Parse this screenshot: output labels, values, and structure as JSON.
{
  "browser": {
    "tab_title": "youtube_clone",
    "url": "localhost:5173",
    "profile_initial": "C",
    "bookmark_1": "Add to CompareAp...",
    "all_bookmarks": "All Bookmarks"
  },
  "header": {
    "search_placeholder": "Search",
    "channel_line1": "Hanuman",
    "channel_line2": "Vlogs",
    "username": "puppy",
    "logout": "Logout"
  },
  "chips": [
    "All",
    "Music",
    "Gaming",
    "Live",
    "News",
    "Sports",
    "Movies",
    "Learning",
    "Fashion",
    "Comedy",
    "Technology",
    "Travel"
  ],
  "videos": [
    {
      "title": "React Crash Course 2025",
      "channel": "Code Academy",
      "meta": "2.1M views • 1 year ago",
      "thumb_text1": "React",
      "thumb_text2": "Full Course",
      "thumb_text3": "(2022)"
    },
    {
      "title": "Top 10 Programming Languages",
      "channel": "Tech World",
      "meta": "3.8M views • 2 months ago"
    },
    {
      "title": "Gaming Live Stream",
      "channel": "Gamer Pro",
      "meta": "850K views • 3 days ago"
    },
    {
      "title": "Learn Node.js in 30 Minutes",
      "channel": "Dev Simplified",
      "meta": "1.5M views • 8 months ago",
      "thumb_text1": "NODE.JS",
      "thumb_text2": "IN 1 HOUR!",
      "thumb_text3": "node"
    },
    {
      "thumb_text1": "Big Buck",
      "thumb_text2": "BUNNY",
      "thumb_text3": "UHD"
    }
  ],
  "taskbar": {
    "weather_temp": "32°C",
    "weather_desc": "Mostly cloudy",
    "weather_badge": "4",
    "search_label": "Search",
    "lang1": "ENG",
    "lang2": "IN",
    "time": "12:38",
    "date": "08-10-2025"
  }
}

▸ **TO DO**:
Collect the lines of the records that include the string "Course".

▸ **THE OUTPUT**:
      "title": "React Crash Course 2025",
      "thumb_text2": "Full Course",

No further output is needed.